Lines of data:
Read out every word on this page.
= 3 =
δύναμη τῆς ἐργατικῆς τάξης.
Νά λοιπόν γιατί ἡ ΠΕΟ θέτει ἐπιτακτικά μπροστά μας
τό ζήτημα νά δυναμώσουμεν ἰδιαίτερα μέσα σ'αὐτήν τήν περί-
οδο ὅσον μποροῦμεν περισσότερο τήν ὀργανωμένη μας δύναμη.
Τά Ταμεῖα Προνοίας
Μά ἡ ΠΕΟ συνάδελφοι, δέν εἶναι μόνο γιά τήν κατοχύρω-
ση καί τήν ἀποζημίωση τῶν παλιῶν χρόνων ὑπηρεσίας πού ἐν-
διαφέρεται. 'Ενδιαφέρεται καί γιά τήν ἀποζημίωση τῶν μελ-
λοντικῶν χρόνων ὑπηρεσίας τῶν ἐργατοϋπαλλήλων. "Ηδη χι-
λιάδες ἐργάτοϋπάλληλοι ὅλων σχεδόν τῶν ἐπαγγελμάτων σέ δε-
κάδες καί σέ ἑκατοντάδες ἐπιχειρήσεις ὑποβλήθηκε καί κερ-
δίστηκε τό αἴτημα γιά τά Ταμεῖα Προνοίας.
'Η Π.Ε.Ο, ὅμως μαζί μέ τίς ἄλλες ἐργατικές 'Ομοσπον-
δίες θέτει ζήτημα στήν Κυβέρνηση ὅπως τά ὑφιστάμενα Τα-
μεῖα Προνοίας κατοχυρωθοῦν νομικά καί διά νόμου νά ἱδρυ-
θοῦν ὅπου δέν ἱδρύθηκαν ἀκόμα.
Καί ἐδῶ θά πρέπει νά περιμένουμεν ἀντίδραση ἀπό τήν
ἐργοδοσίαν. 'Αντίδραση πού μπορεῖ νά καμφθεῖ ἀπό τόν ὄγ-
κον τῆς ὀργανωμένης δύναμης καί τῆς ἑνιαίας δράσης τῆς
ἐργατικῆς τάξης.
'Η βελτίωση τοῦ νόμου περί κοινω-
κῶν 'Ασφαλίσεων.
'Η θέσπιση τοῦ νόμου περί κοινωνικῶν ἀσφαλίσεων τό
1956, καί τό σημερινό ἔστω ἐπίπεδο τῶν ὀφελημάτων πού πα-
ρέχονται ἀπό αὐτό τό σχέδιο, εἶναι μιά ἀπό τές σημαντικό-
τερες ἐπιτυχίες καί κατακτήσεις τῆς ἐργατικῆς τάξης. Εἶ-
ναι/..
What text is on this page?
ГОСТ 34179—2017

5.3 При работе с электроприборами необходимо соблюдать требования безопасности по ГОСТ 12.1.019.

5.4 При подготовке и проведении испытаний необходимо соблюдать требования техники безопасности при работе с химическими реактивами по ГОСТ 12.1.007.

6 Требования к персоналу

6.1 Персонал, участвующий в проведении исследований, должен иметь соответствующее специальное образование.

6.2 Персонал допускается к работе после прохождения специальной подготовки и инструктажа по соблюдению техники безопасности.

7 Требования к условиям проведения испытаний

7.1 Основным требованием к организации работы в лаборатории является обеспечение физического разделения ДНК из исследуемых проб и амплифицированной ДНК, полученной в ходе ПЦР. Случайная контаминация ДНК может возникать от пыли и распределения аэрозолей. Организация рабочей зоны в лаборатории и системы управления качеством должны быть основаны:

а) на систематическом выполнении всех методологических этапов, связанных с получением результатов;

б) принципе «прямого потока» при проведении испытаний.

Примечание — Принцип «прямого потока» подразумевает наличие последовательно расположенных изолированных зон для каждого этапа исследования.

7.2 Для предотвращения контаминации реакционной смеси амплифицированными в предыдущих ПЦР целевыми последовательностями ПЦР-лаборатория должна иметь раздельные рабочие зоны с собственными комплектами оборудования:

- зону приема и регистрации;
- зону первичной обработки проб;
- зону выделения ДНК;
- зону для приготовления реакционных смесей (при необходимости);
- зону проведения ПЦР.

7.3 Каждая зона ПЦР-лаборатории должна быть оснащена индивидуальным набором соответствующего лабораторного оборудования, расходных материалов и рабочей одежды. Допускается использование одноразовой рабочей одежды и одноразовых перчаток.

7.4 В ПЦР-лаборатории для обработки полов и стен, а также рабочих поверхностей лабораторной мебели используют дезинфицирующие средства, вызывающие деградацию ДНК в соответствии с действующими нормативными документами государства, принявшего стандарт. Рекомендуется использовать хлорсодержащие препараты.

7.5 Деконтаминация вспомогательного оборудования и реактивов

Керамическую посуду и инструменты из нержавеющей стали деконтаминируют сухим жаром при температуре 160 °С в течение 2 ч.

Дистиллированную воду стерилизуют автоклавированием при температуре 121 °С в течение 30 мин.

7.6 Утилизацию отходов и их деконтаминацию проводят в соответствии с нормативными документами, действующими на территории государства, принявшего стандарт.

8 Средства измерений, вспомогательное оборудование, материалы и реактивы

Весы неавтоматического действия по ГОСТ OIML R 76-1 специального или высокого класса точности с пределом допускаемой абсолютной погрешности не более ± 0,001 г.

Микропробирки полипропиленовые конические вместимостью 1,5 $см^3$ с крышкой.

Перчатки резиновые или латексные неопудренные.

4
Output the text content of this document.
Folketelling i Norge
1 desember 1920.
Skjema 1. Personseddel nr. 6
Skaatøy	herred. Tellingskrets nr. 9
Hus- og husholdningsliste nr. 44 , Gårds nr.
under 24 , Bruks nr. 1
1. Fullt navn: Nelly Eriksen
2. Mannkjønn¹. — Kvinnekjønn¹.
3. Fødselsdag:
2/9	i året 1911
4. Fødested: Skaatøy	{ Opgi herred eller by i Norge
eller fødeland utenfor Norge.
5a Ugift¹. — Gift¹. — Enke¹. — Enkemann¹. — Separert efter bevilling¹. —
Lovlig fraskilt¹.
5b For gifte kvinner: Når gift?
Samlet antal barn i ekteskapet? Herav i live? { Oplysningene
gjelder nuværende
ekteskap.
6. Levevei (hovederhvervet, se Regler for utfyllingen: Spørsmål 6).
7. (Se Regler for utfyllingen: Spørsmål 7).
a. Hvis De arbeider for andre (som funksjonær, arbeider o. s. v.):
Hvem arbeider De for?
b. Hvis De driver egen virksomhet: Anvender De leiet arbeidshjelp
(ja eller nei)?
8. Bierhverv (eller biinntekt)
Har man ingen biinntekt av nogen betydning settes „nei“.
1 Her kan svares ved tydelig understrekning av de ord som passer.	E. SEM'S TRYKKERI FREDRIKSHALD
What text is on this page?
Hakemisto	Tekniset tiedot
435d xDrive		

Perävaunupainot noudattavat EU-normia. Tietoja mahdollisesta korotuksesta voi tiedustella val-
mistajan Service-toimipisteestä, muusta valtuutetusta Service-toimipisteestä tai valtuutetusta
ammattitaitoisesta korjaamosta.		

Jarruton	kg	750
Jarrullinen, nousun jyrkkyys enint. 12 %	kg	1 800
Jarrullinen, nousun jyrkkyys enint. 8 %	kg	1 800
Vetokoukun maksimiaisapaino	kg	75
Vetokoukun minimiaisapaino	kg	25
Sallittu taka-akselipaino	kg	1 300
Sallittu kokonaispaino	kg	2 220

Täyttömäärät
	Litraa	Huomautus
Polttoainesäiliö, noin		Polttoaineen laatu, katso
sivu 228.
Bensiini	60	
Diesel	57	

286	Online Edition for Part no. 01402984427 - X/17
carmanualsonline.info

* _What the task requires_
Using the entries above, please restate each one word for word.

* _Result of the exercise_
Read out every word on this page.
= 3 =
δύναμη τῆς ἐργατικῆς τάξης.
Νά λοιπόν γιατί ἡ ΠΕΟ θέτει ἐπιτακτικά μπροστά μας
τό ζήτημα νά δυναμώσουμεν ἰδιαίτερα μέσα σ'αὐτήν τήν περί-
οδο ὅσον μποροῦμεν περισσότερο τήν ὀργανωμένη μας δύναμη.
Τά Ταμεῖα Προνοίας
Μά ἡ ΠΕΟ συνάδελφοι, δέν εἶναι μόνο γιά τήν κατοχύρω-
ση καί τήν ἀποζημίωση τῶν παλιῶν χρόνων ὑπηρεσίας πού ἐν-
διαφέρεται. 'Ενδιαφέρεται καί γιά τήν ἀποζημίωση τῶν μελ-
λοντικῶν χρόνων ὑπηρεσίας τῶν ἐργατοϋπαλλήλων. "Ηδη χι-
λιάδες ἐργάτοϋπάλληλοι ὅλων σχεδόν τῶν ἐπαγγελμάτων σέ δε-
κάδες καί σέ ἑκατοντάδες ἐπιχειρήσεις ὑποβλήθηκε καί κερ-
δίστηκε τό αἴτημα γιά τά Ταμεῖα Προνοίας.
'Η Π.Ε.Ο, ὅμως μαζί μέ τίς ἄλλες ἐργατικές 'Ομοσπον-
δίες θέτει ζήτημα στήν Κυβέρνηση ὅπως τά ὑφιστάμενα Τα-
μεῖα Προνοίας κατοχυρωθοῦν νομικά καί διά νόμου νά ἱδρυ-
θοῦν ὅπου δέν ἱδρύθηκαν ἀκόμα.
Καί ἐδῶ θά πρέπει νά περιμένουμεν ἀντίδραση ἀπό τήν
ἐργοδοσίαν. 'Αντίδραση πού μπορεῖ νά καμφθεῖ ἀπό τόν ὄγ-
κον τῆς ὀργανωμένης δύναμης καί τῆς ἑνιαίας δράσης τῆς
ἐργατικῆς τάξης.
'Η βελτίωση τοῦ νόμου περί κοινω-
κῶν 'Ασφαλίσεων.
'Η θέσπιση τοῦ νόμου περί κοινωνικῶν ἀσφαλίσεων τό
1956, καί τό σημερινό ἔστω ἐπίπεδο τῶν ὀφελημάτων πού πα-
ρέχονται ἀπό αὐτό τό σχέδιο, εἶναι μιά ἀπό τές σημαντικό-
τερες ἐπιτυχίες καί κατακτήσεις τῆς ἐργατικῆς τάξης. Εἶ-
ναι/..
What text is on this page?
ГОСТ 34179—2017

5.3 При работе с электроприборами необходимо соблюдать требования безопасности по ГОСТ 12.1.019.

5.4 При подготовке и проведении испытаний необходимо соблюдать требования техники безопасности при работе с химическими реактивами по ГОСТ 12.1.007.

6 Требования к персоналу

6.1 Персонал, участвующий в проведении исследований, должен иметь соответствующее специальное образование.

6.2 Персонал допускается к работе после прохождения специальной подготовки и инструктажа по соблюдению техники безопасности.

7 Требования к условиям проведения испытаний

7.1 Основным требованием к организации работы в лаборатории является обеспечение физического разделения ДНК из исследуемых проб и амплифицированной ДНК, полученной в ходе ПЦР. Случайная контаминация ДНК может возникать от пыли и распределения аэрозолей. Организация рабочей зоны в лаборатории и системы управления качеством должны быть основаны:

а) на систематическом выполнении всех методологических этапов, связанных с получением результатов;

б) принципе «прямого потока» при проведении испытаний.

Примечание — Принцип «прямого потока» подразумевает наличие последовательно расположенных изолированных зон для каждого этапа исследования.

7.2 Для предотвращения контаминации реакционной смеси амплифицированными в предыдущих ПЦР целевыми последовательностями ПЦР-лаборатория должна иметь раздельные рабочие зоны с собственными комплектами оборудования:

- зону приема и регистрации;
- зону первичной обработки проб;
- зону выделения ДНК;
- зону для приготовления реакционных смесей (при необходимости);
- зону проведения ПЦР.

7.3 Каждая зона ПЦР-лаборатории должна быть оснащена индивидуальным набором соответствующего лабораторного оборудования, расходных материалов и рабочей одежды. Допускается использование одноразовой рабочей одежды и одноразовых перчаток.

7.4 В ПЦР-лаборатории для обработки полов и стен, а также рабочих поверхностей лабораторной мебели используют дезинфицирующие средства, вызывающие деградацию ДНК в соответствии с действующими нормативными документами государства, принявшего стандарт. Рекомендуется использовать хлорсодержащие препараты.

7.5 Деконтаминация вспомогательного оборудования и реактивов

Керамическую посуду и инструменты из нержавеющей стали деконтаминируют сухим жаром при температуре 160 °С в течение 2 ч.

Дистиллированную воду стерилизуют автоклавированием при температуре 121 °С в течение 30 мин.

7.6 Утилизацию отходов и их деконтаминацию проводят в соответствии с нормативными документами, действующими на территории государства, принявшего стандарт.

8 Средства измерений, вспомогательное оборудование, материалы и реактивы

Весы неавтоматического действия по ГОСТ OIML R 76-1 специального или высокого класса точности с пределом допускаемой абсолютной погрешности не более ± 0,001 г.

Микропробирки полипропиленовые конические вместимостью 1,5 $см^3$ с крышкой.

Перчатки резиновые или латексные неопудренные.

4
Output the text content of this document.
Folketelling i Norge
1 desember 1920.
Skjema 1. Personseddel nr. 6
Skaatøy	herred. Tellingskrets nr. 9
Hus- og husholdningsliste nr. 44 , Gårds nr.
under 24 , Bruks nr. 1
1. Fullt navn: Nelly Eriksen
2. Mannkjønn¹. — Kvinnekjønn¹.
3. Fødselsdag:
2/9	i året 1911
4. Fødested: Skaatøy	{ Opgi herred eller by i Norge
eller fødeland utenfor Norge.
5a Ugift¹. — Gift¹. — Enke¹. — Enkemann¹. — Separert efter bevilling¹. —
Lovlig fraskilt¹.
5b For gifte kvinner: Når gift?
Samlet antal barn i ekteskapet? Herav i live? { Oplysningene
gjelder nuværende
ekteskap.
6. Levevei (hovederhvervet, se Regler for utfyllingen: Spørsmål 6).
7. (Se Regler for utfyllingen: Spørsmål 7).
a. Hvis De arbeider for andre (som funksjonær, arbeider o. s. v.):
Hvem arbeider De for?
b. Hvis De driver egen virksomhet: Anvender De leiet arbeidshjelp
(ja eller nei)?
8. Bierhverv (eller biinntekt)
Har man ingen biinntekt av nogen betydning settes „nei“.
1 Her kan svares ved tydelig understrekning av de ord som passer.	E. SEM'S TRYKKERI FREDRIKSHALD
What text is on this page?
Hakemisto	Tekniset tiedot
435d xDrive		

Perävaunupainot noudattavat EU-normia. Tietoja mahdollisesta korotuksesta voi tiedustella val-
mistajan Service-toimipisteestä, muusta valtuutetusta Service-toimipisteestä tai valtuutetusta
ammattitaitoisesta korjaamosta.		

Jarruton	kg	750
Jarrullinen, nousun jyrkkyys enint. 12 %	kg	1 800
Jarrullinen, nousun jyrkkyys enint. 8 %	kg	1 800
Vetokoukun maksimiaisapaino	kg	75
Vetokoukun minimiaisapaino	kg	25
Sallittu taka-akselipaino	kg	1 300
Sallittu kokonaispaino	kg	2 220

Täyttömäärät
	Litraa	Huomautus
Polttoainesäiliö, noin		Polttoaineen laatu, katso
sivu 228.
Bensiini	60	
Diesel	57	

286	Online Edition for Part no. 01402984427 - X/17
carmanualsonline.info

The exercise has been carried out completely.